• Records to use:
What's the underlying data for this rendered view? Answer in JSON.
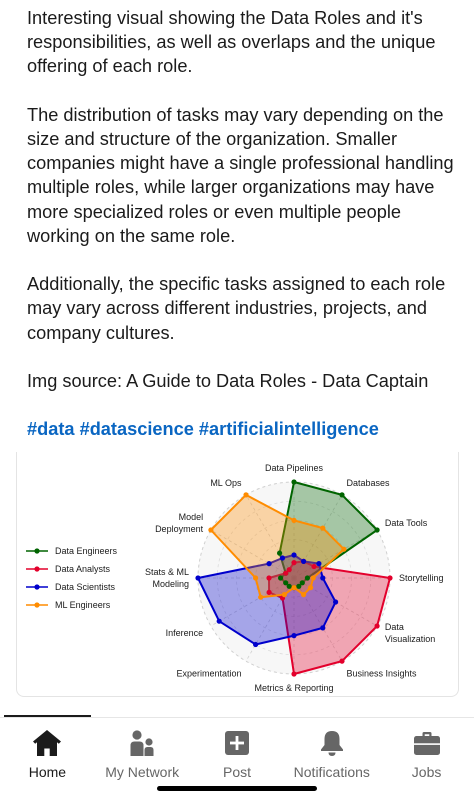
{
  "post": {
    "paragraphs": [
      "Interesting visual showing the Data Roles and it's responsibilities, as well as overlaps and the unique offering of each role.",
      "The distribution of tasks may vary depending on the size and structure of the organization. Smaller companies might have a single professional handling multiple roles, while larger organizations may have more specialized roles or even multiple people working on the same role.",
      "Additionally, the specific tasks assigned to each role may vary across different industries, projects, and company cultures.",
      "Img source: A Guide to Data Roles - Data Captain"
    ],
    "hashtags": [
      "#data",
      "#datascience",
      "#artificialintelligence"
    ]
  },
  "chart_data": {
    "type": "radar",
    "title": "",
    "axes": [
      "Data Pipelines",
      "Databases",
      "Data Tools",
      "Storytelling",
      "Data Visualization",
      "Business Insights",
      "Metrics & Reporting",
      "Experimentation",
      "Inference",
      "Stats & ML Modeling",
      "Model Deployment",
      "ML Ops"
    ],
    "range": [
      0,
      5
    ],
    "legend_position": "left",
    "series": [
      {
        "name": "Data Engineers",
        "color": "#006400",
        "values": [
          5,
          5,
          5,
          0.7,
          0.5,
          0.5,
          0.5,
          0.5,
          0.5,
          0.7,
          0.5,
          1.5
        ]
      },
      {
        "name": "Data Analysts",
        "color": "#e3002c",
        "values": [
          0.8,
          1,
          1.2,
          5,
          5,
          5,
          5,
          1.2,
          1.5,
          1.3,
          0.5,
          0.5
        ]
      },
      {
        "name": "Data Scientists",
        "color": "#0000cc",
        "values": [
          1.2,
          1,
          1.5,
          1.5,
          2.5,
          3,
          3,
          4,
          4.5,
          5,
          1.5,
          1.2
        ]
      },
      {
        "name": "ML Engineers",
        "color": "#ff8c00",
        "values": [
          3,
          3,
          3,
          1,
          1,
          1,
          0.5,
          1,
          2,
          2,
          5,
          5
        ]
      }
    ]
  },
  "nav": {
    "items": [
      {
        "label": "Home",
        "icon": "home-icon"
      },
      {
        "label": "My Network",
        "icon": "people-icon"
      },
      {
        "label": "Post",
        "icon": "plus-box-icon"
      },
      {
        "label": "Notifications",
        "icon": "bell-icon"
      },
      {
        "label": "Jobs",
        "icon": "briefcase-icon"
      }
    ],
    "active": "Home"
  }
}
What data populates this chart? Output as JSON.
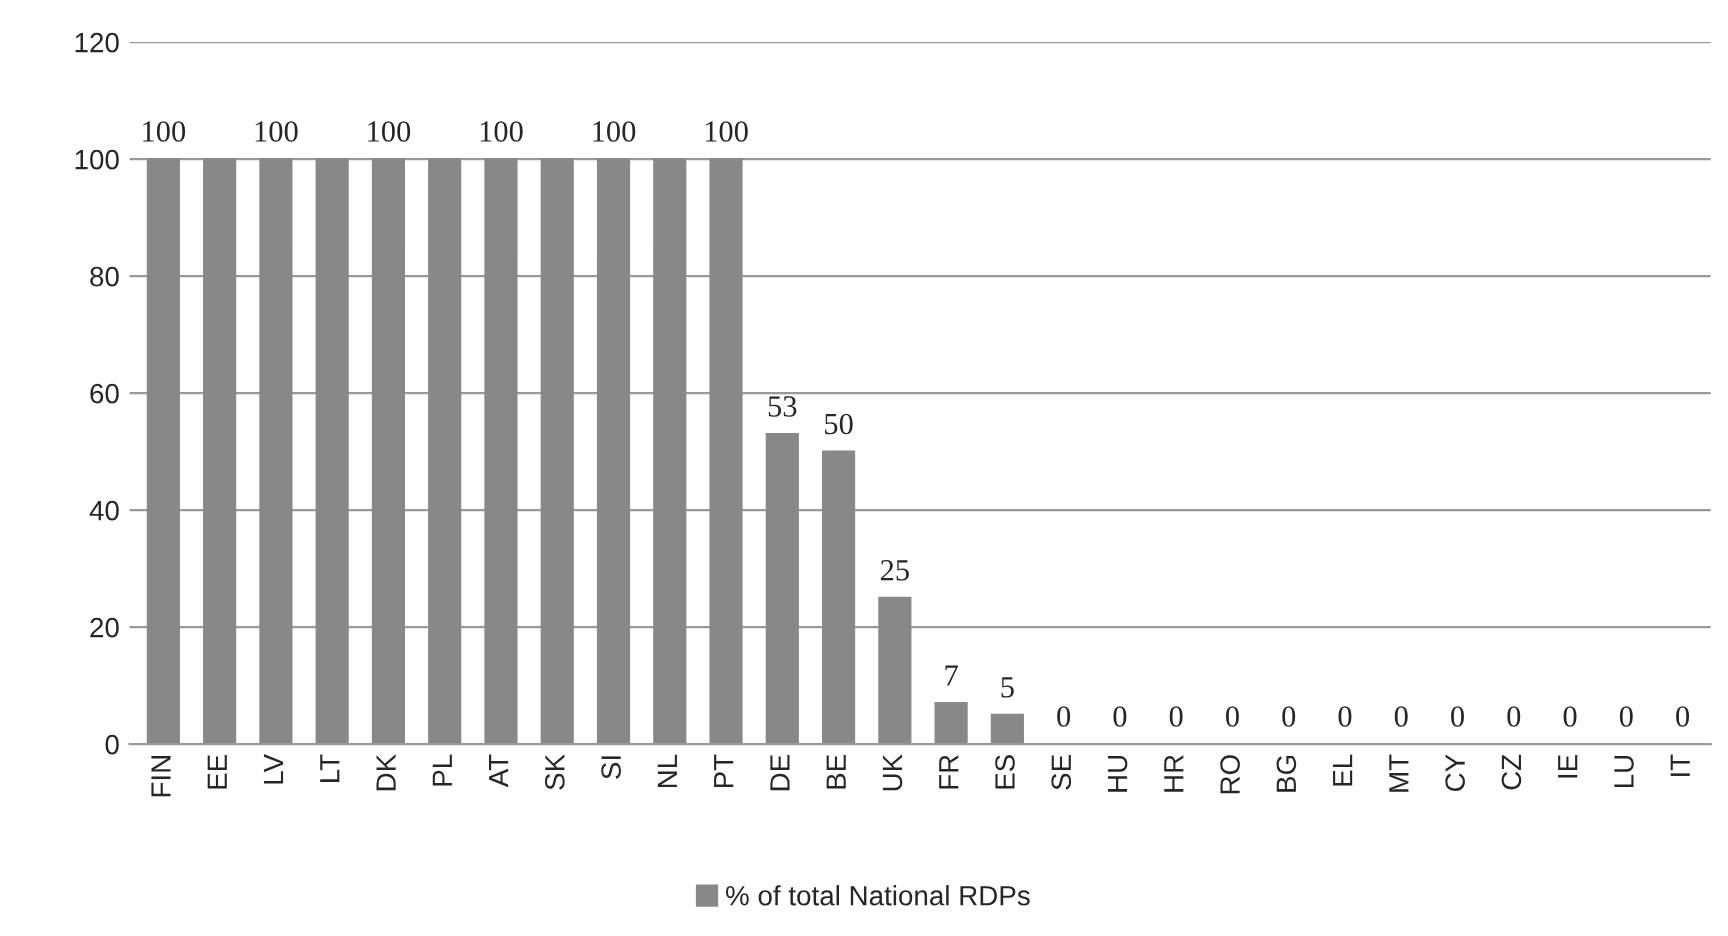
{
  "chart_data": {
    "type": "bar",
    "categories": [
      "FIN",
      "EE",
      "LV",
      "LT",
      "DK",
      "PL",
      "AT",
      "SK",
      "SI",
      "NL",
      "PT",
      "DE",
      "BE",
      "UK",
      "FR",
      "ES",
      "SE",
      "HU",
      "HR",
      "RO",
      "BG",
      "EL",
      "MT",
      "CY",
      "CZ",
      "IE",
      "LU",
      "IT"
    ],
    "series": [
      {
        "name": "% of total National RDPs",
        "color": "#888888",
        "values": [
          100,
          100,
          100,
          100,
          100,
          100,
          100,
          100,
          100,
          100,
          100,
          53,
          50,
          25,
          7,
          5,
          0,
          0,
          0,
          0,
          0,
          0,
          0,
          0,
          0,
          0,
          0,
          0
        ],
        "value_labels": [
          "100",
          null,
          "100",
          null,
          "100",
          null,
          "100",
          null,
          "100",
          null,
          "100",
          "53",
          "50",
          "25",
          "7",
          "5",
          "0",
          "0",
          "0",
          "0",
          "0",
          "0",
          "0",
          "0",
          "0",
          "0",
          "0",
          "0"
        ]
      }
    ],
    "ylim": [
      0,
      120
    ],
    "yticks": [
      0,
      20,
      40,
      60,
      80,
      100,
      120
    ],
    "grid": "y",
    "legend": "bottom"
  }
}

==

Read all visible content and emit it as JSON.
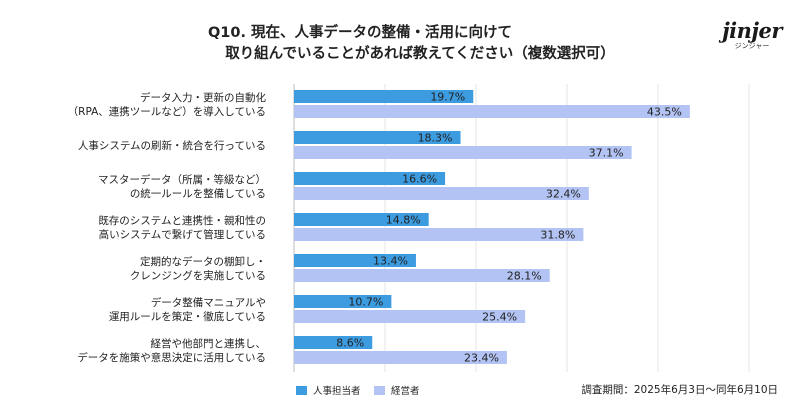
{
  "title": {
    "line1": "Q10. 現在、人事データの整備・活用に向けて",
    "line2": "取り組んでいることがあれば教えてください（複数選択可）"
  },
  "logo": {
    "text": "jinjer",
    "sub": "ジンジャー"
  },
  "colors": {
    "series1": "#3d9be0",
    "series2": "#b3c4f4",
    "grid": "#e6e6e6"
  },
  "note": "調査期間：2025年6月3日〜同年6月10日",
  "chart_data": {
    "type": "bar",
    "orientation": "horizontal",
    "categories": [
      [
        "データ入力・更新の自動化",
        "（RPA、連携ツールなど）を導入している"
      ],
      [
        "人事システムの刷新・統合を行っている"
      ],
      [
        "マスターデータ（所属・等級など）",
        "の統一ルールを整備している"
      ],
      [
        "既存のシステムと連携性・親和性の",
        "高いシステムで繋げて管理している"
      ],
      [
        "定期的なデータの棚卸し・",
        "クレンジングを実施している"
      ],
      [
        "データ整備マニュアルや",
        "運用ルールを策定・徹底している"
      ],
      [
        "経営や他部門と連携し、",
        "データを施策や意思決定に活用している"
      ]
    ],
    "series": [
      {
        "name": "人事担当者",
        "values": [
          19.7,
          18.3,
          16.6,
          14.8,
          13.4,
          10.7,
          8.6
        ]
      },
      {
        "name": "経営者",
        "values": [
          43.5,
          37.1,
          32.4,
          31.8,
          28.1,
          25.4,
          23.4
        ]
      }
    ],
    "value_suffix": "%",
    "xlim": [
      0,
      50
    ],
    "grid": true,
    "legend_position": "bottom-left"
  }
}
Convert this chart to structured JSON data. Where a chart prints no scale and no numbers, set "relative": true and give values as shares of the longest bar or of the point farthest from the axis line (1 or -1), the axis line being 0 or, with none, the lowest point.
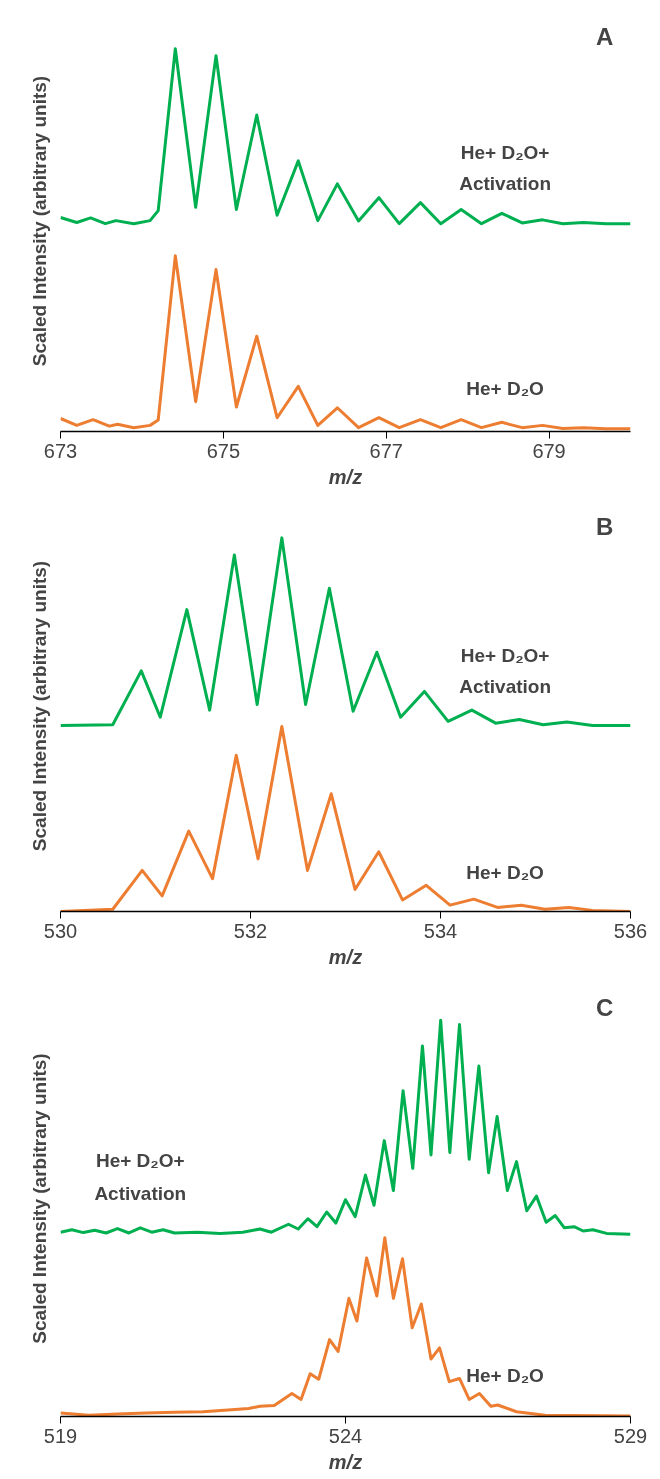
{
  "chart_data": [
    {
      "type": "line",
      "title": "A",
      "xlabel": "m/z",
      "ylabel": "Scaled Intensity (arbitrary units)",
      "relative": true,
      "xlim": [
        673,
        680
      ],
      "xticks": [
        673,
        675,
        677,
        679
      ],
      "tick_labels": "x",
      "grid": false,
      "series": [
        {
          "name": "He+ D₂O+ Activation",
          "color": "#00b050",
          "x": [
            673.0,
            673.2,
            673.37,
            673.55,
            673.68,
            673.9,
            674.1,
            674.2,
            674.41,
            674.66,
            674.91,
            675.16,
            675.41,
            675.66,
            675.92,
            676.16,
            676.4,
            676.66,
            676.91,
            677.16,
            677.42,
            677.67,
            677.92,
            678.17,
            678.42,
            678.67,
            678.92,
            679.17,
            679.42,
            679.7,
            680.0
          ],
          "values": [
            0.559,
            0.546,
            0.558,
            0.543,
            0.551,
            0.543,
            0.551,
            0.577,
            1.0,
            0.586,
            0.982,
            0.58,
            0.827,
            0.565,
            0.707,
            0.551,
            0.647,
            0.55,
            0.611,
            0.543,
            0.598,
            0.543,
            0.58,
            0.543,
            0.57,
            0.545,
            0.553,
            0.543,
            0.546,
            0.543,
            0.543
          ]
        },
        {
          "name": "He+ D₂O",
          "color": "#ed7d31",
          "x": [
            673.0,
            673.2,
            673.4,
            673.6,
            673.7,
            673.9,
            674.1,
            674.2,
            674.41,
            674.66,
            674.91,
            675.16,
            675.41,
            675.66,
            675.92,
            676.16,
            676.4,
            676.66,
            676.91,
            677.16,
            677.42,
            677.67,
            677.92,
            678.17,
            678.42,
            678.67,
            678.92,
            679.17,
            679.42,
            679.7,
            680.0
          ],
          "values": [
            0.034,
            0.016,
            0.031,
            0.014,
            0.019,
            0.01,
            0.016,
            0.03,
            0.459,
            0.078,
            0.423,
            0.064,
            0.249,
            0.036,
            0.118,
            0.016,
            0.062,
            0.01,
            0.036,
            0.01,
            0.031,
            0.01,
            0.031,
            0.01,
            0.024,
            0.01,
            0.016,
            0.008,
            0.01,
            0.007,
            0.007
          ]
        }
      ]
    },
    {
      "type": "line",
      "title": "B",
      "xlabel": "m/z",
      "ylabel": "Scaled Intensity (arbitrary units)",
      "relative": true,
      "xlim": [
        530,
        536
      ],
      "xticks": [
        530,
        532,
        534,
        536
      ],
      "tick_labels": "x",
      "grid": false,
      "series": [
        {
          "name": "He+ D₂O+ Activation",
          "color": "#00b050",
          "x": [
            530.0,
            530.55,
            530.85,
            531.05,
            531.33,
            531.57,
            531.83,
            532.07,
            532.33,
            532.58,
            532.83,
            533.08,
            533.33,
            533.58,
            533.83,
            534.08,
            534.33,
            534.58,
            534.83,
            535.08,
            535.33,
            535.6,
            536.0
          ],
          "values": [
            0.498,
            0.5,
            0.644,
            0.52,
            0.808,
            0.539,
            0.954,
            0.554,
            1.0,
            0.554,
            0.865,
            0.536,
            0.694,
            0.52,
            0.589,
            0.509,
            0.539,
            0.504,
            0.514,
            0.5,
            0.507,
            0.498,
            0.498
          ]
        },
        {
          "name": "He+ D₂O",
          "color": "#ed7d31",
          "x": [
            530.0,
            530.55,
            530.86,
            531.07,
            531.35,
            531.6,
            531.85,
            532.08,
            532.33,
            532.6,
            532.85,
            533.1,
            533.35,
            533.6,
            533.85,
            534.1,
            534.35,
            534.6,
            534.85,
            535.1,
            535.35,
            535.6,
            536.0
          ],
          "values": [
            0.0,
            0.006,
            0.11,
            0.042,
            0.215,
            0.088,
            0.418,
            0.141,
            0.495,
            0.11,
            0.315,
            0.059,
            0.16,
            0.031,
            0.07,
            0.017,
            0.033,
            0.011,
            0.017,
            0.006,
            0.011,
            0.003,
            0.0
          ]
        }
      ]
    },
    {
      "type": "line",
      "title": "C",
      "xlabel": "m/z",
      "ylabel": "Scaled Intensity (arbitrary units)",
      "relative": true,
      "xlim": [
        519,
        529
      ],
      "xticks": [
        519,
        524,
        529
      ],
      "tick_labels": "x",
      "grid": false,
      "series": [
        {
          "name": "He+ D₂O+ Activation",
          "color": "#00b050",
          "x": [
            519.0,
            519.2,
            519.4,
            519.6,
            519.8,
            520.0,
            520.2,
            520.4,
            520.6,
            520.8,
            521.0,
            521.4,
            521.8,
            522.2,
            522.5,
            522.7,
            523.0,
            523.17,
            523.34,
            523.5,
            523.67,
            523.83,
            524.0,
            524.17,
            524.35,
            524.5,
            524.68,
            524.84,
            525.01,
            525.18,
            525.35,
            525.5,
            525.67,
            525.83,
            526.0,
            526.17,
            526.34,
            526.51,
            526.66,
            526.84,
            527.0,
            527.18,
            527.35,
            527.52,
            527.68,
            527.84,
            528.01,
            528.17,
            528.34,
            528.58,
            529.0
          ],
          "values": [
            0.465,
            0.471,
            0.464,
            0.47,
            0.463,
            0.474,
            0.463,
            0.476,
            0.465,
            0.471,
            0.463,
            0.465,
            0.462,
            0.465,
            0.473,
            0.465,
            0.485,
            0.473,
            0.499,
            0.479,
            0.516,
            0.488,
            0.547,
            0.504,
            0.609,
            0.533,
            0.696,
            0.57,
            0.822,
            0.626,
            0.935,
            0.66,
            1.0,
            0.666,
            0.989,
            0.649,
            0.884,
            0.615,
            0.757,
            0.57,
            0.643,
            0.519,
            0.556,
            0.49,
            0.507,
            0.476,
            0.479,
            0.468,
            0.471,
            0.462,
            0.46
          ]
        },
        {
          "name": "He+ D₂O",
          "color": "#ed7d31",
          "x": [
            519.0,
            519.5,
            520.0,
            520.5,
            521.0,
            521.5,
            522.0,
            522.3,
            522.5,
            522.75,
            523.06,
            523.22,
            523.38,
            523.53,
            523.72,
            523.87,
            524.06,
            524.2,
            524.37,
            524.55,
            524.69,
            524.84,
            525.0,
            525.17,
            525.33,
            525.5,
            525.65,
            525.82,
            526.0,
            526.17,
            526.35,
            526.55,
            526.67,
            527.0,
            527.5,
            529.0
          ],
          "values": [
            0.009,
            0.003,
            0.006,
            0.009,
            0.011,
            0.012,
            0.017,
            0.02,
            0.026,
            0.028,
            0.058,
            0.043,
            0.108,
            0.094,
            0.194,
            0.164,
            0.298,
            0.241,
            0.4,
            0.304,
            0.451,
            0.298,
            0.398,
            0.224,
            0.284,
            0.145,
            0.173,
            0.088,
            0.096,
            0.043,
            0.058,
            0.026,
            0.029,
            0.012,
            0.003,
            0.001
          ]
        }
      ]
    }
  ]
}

--

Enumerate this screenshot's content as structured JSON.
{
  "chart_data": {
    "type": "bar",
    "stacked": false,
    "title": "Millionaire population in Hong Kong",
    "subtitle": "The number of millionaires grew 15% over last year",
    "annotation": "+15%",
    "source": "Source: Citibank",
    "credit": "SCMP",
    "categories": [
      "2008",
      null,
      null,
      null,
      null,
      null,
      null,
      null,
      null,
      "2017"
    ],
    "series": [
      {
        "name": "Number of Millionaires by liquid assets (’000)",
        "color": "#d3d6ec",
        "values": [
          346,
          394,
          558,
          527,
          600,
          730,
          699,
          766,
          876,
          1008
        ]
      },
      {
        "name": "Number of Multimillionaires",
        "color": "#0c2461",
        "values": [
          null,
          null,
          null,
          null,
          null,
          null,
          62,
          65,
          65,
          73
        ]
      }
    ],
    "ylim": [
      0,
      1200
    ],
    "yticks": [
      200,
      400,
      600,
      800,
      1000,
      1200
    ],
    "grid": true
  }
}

• Objective: Pick out each line containing "people" and report it.

• Reply to the task:
      "The distribution of tasks may vary depending on the size and structure of the organization. Smaller companies might have a single professional handling multiple roles, while larger organizations may have more specialized roles or even multiple people working on the same role.",
        "icon": "people-icon"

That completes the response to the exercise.